(Goal):
Pictures don't belong in the copy; print all the records exactly.

(Dataset excerpts):
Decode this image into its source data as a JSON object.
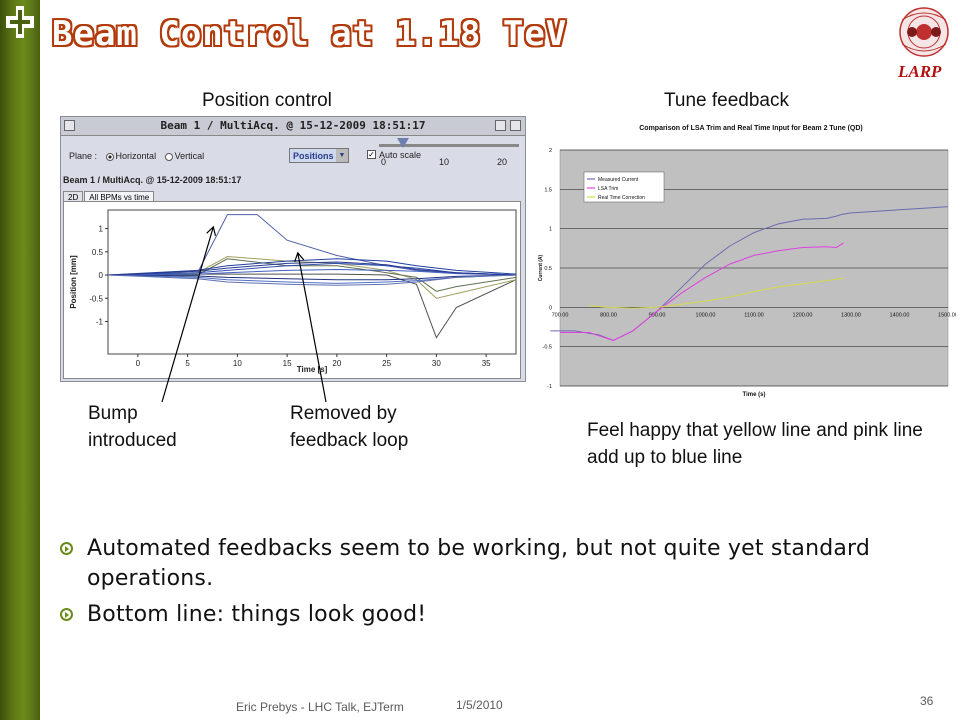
{
  "slide": {
    "title": "Beam Control at 1.18 TeV",
    "brand_logo_text": "LARP",
    "accent_color": "#b23a0b",
    "sidebar_color": "#5f7a16"
  },
  "captions": {
    "left": "Position control",
    "right": "Tune feedback"
  },
  "annotations": {
    "bump": "Bump introduced",
    "removed": "Removed by feedback loop",
    "happy": "Feel happy that yellow line and pink line add up to blue line"
  },
  "position_control": {
    "window_title": "Beam 1 / MultiAcq. @ 15-12-2009 18:51:17",
    "plane_label": "Plane :",
    "plane_options": [
      "Horizontal",
      "Vertical"
    ],
    "plane_selected": "Horizontal",
    "mode_value": "Positions",
    "autoscale_label": "Auto scale",
    "slider_ticks": [
      "0",
      "10",
      "20"
    ],
    "subtitle": "Beam 1 / MultiAcq. @ 15-12-2009 18:51:17",
    "tabs": [
      "2D",
      "All BPMs vs time"
    ],
    "active_tab": "All BPMs vs time",
    "chart_data": {
      "type": "line",
      "xlabel": "Time [s]",
      "ylabel": "Position [mm]",
      "xlim": [
        -3,
        38
      ],
      "ylim": [
        -1.7,
        1.4
      ],
      "xticks": [
        "0",
        "5",
        "10",
        "15",
        "20",
        "25",
        "30",
        "35"
      ],
      "yticks": [
        "1",
        "0.5",
        "0",
        "-0.5",
        "-1"
      ],
      "series": [
        {
          "color": "#5060a8",
          "x": [
            -3,
            6,
            9,
            12,
            15,
            20,
            25,
            28,
            32,
            38
          ],
          "y": [
            0,
            0.05,
            1.3,
            1.3,
            0.75,
            0.42,
            0.2,
            0.1,
            0.05,
            0
          ]
        },
        {
          "color": "#505050",
          "x": [
            -3,
            6,
            10,
            15,
            20,
            25,
            28,
            30,
            32,
            38
          ],
          "y": [
            0,
            0.02,
            0.02,
            0.02,
            0.02,
            0,
            -0.2,
            -1.35,
            -0.7,
            -0.1
          ]
        },
        {
          "color": "#a0a060",
          "x": [
            -3,
            6,
            9,
            15,
            20,
            25,
            28,
            30,
            32,
            38
          ],
          "y": [
            0,
            0.05,
            0.4,
            0.3,
            0.25,
            0.1,
            -0.1,
            -0.5,
            -0.4,
            -0.1
          ]
        },
        {
          "color": "#607050",
          "x": [
            -3,
            6,
            9,
            15,
            20,
            25,
            28,
            30,
            32,
            38
          ],
          "y": [
            0,
            0,
            0.35,
            0.2,
            0.2,
            0.05,
            -0.05,
            -0.35,
            -0.25,
            -0.05
          ]
        },
        {
          "color": "#2040a0",
          "x": [
            -3,
            6,
            9,
            15,
            20,
            25,
            28,
            32,
            38
          ],
          "y": [
            0,
            0.1,
            0.2,
            0.3,
            0.35,
            0.3,
            0.2,
            0.1,
            0.02
          ]
        },
        {
          "color": "#3050b0",
          "x": [
            -3,
            6,
            9,
            15,
            20,
            25,
            28,
            32,
            38
          ],
          "y": [
            0,
            0.05,
            0.1,
            0.2,
            0.25,
            0.2,
            0.15,
            0.05,
            0
          ]
        },
        {
          "color": "#4060c0",
          "x": [
            -3,
            6,
            9,
            15,
            20,
            25,
            28,
            32,
            38
          ],
          "y": [
            0,
            0.02,
            0.05,
            0.1,
            0.12,
            0.1,
            0.08,
            0.03,
            0
          ]
        },
        {
          "color": "#203080",
          "x": [
            -3,
            6,
            9,
            15,
            20,
            25,
            28,
            32,
            38
          ],
          "y": [
            0,
            -0.02,
            -0.05,
            -0.08,
            -0.1,
            -0.1,
            -0.08,
            -0.03,
            0
          ]
        },
        {
          "color": "#5070c8",
          "x": [
            -3,
            6,
            9,
            15,
            20,
            25,
            28,
            32,
            38
          ],
          "y": [
            0,
            -0.05,
            -0.1,
            -0.15,
            -0.18,
            -0.15,
            -0.12,
            -0.05,
            0
          ]
        },
        {
          "color": "#2a3a90",
          "x": [
            -3,
            6,
            9,
            15,
            20,
            25,
            28,
            32,
            38
          ],
          "y": [
            0,
            0.08,
            0.15,
            0.25,
            0.28,
            0.22,
            0.12,
            0.05,
            0
          ]
        },
        {
          "color": "#6070b0",
          "x": [
            -3,
            6,
            9,
            15,
            20,
            25,
            28,
            32,
            38
          ],
          "y": [
            0,
            -0.08,
            -0.15,
            -0.2,
            -0.22,
            -0.2,
            -0.15,
            -0.05,
            0
          ]
        }
      ]
    }
  },
  "tune_feedback": {
    "chart_data": {
      "type": "line",
      "title": "Comparison of LSA Trim and Real Time Input for Beam 2 Tune (QD)",
      "xlabel": "Time (s)",
      "ylabel": "Current (A)",
      "xlim": [
        700,
        1500
      ],
      "ylim": [
        -1,
        2
      ],
      "xticks": [
        "700.00",
        "800.00",
        "900.00",
        "1000.00",
        "1100.00",
        "1200.00",
        "1300.00",
        "1400.00",
        "1500.00"
      ],
      "yticks": [
        "2",
        "1.5",
        "1",
        "0.5",
        "0",
        "-0.5",
        "-1"
      ],
      "legend_position": "top-left",
      "series": [
        {
          "name": "Measured Current",
          "color": "#6b6bb0",
          "x": [
            680,
            730,
            780,
            810,
            850,
            900,
            950,
            1000,
            1050,
            1100,
            1150,
            1200,
            1250,
            1270,
            1280,
            1300,
            1350,
            1400,
            1450,
            1500
          ],
          "y": [
            -0.3,
            -0.3,
            -0.35,
            -0.42,
            -0.3,
            -0.05,
            0.25,
            0.55,
            0.78,
            0.95,
            1.06,
            1.12,
            1.13,
            1.16,
            1.18,
            1.2,
            1.22,
            1.24,
            1.26,
            1.28
          ]
        },
        {
          "name": "LSA Trim",
          "color": "#e040e0",
          "x": [
            700,
            760,
            810,
            850,
            900,
            950,
            1000,
            1050,
            1100,
            1150,
            1200,
            1250,
            1270,
            1285
          ],
          "y": [
            -0.32,
            -0.32,
            -0.42,
            -0.3,
            -0.05,
            0.18,
            0.38,
            0.55,
            0.66,
            0.72,
            0.76,
            0.77,
            0.76,
            0.82
          ]
        },
        {
          "name": "Real Time Correction",
          "color": "#d8d84a",
          "x": [
            760,
            800,
            850,
            900,
            950,
            1000,
            1050,
            1100,
            1150,
            1200,
            1250,
            1285
          ],
          "y": [
            0.02,
            0.0,
            -0.01,
            0.0,
            0.04,
            0.08,
            0.13,
            0.2,
            0.26,
            0.3,
            0.34,
            0.37
          ]
        }
      ]
    }
  },
  "bullets": [
    "Automated feedbacks seem to be working, but not quite yet standard operations.",
    "Bottom line: things look good!"
  ],
  "footer": {
    "author": "Eric Prebys - LHC Talk, EJTerm",
    "date": "1/5/2010",
    "page": "36"
  }
}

(Solution to the exercise):
Decode this image into its source data as a JSON object.
{
  "slide": {
    "title": "Beam Control at 1.18 TeV",
    "brand_logo_text": "LARP",
    "accent_color": "#b23a0b",
    "sidebar_color": "#5f7a16"
  },
  "captions": {
    "left": "Position control",
    "right": "Tune feedback"
  },
  "annotations": {
    "bump": "Bump introduced",
    "removed": "Removed by feedback loop",
    "happy": "Feel happy that yellow line and pink line add up to blue line"
  },
  "position_control": {
    "window_title": "Beam 1 / MultiAcq. @ 15-12-2009 18:51:17",
    "plane_label": "Plane :",
    "plane_options": [
      "Horizontal",
      "Vertical"
    ],
    "plane_selected": "Horizontal",
    "mode_value": "Positions",
    "autoscale_label": "Auto scale",
    "slider_ticks": [
      "0",
      "10",
      "20"
    ],
    "subtitle": "Beam 1 / MultiAcq. @ 15-12-2009 18:51:17",
    "tabs": [
      "2D",
      "All BPMs vs time"
    ],
    "active_tab": "All BPMs vs time",
    "chart_data": {
      "type": "line",
      "xlabel": "Time [s]",
      "ylabel": "Position [mm]",
      "xlim": [
        -3,
        38
      ],
      "ylim": [
        -1.7,
        1.4
      ],
      "xticks": [
        "0",
        "5",
        "10",
        "15",
        "20",
        "25",
        "30",
        "35"
      ],
      "yticks": [
        "1",
        "0.5",
        "0",
        "-0.5",
        "-1"
      ],
      "series": [
        {
          "color": "#5060a8",
          "x": [
            -3,
            6,
            9,
            12,
            15,
            20,
            25,
            28,
            32,
            38
          ],
          "y": [
            0,
            0.05,
            1.3,
            1.3,
            0.75,
            0.42,
            0.2,
            0.1,
            0.05,
            0
          ]
        },
        {
          "color": "#505050",
          "x": [
            -3,
            6,
            10,
            15,
            20,
            25,
            28,
            30,
            32,
            38
          ],
          "y": [
            0,
            0.02,
            0.02,
            0.02,
            0.02,
            0,
            -0.2,
            -1.35,
            -0.7,
            -0.1
          ]
        },
        {
          "color": "#a0a060",
          "x": [
            -3,
            6,
            9,
            15,
            20,
            25,
            28,
            30,
            32,
            38
          ],
          "y": [
            0,
            0.05,
            0.4,
            0.3,
            0.25,
            0.1,
            -0.1,
            -0.5,
            -0.4,
            -0.1
          ]
        },
        {
          "color": "#607050",
          "x": [
            -3,
            6,
            9,
            15,
            20,
            25,
            28,
            30,
            32,
            38
          ],
          "y": [
            0,
            0,
            0.35,
            0.2,
            0.2,
            0.05,
            -0.05,
            -0.35,
            -0.25,
            -0.05
          ]
        },
        {
          "color": "#2040a0",
          "x": [
            -3,
            6,
            9,
            15,
            20,
            25,
            28,
            32,
            38
          ],
          "y": [
            0,
            0.1,
            0.2,
            0.3,
            0.35,
            0.3,
            0.2,
            0.1,
            0.02
          ]
        },
        {
          "color": "#3050b0",
          "x": [
            -3,
            6,
            9,
            15,
            20,
            25,
            28,
            32,
            38
          ],
          "y": [
            0,
            0.05,
            0.1,
            0.2,
            0.25,
            0.2,
            0.15,
            0.05,
            0
          ]
        },
        {
          "color": "#4060c0",
          "x": [
            -3,
            6,
            9,
            15,
            20,
            25,
            28,
            32,
            38
          ],
          "y": [
            0,
            0.02,
            0.05,
            0.1,
            0.12,
            0.1,
            0.08,
            0.03,
            0
          ]
        },
        {
          "color": "#203080",
          "x": [
            -3,
            6,
            9,
            15,
            20,
            25,
            28,
            32,
            38
          ],
          "y": [
            0,
            -0.02,
            -0.05,
            -0.08,
            -0.1,
            -0.1,
            -0.08,
            -0.03,
            0
          ]
        },
        {
          "color": "#5070c8",
          "x": [
            -3,
            6,
            9,
            15,
            20,
            25,
            28,
            32,
            38
          ],
          "y": [
            0,
            -0.05,
            -0.1,
            -0.15,
            -0.18,
            -0.15,
            -0.12,
            -0.05,
            0
          ]
        },
        {
          "color": "#2a3a90",
          "x": [
            -3,
            6,
            9,
            15,
            20,
            25,
            28,
            32,
            38
          ],
          "y": [
            0,
            0.08,
            0.15,
            0.25,
            0.28,
            0.22,
            0.12,
            0.05,
            0
          ]
        },
        {
          "color": "#6070b0",
          "x": [
            -3,
            6,
            9,
            15,
            20,
            25,
            28,
            32,
            38
          ],
          "y": [
            0,
            -0.08,
            -0.15,
            -0.2,
            -0.22,
            -0.2,
            -0.15,
            -0.05,
            0
          ]
        }
      ]
    }
  },
  "tune_feedback": {
    "chart_data": {
      "type": "line",
      "title": "Comparison of LSA Trim and Real Time Input for Beam 2 Tune (QD)",
      "xlabel": "Time (s)",
      "ylabel": "Current (A)",
      "xlim": [
        700,
        1500
      ],
      "ylim": [
        -1,
        2
      ],
      "xticks": [
        "700.00",
        "800.00",
        "900.00",
        "1000.00",
        "1100.00",
        "1200.00",
        "1300.00",
        "1400.00",
        "1500.00"
      ],
      "yticks": [
        "2",
        "1.5",
        "1",
        "0.5",
        "0",
        "-0.5",
        "-1"
      ],
      "legend_position": "top-left",
      "series": [
        {
          "name": "Measured Current",
          "color": "#6b6bb0",
          "x": [
            680,
            730,
            780,
            810,
            850,
            900,
            950,
            1000,
            1050,
            1100,
            1150,
            1200,
            1250,
            1270,
            1280,
            1300,
            1350,
            1400,
            1450,
            1500
          ],
          "y": [
            -0.3,
            -0.3,
            -0.35,
            -0.42,
            -0.3,
            -0.05,
            0.25,
            0.55,
            0.78,
            0.95,
            1.06,
            1.12,
            1.13,
            1.16,
            1.18,
            1.2,
            1.22,
            1.24,
            1.26,
            1.28
          ]
        },
        {
          "name": "LSA Trim",
          "color": "#e040e0",
          "x": [
            700,
            760,
            810,
            850,
            900,
            950,
            1000,
            1050,
            1100,
            1150,
            1200,
            1250,
            1270,
            1285
          ],
          "y": [
            -0.32,
            -0.32,
            -0.42,
            -0.3,
            -0.05,
            0.18,
            0.38,
            0.55,
            0.66,
            0.72,
            0.76,
            0.77,
            0.76,
            0.82
          ]
        },
        {
          "name": "Real Time Correction",
          "color": "#d8d84a",
          "x": [
            760,
            800,
            850,
            900,
            950,
            1000,
            1050,
            1100,
            1150,
            1200,
            1250,
            1285
          ],
          "y": [
            0.02,
            0.0,
            -0.01,
            0.0,
            0.04,
            0.08,
            0.13,
            0.2,
            0.26,
            0.3,
            0.34,
            0.37
          ]
        }
      ]
    }
  },
  "bullets": [
    "Automated feedbacks seem to be working, but not quite yet standard operations.",
    "Bottom line: things look good!"
  ],
  "footer": {
    "author": "Eric Prebys - LHC Talk, EJTerm",
    "date": "1/5/2010",
    "page": "36"
  }
}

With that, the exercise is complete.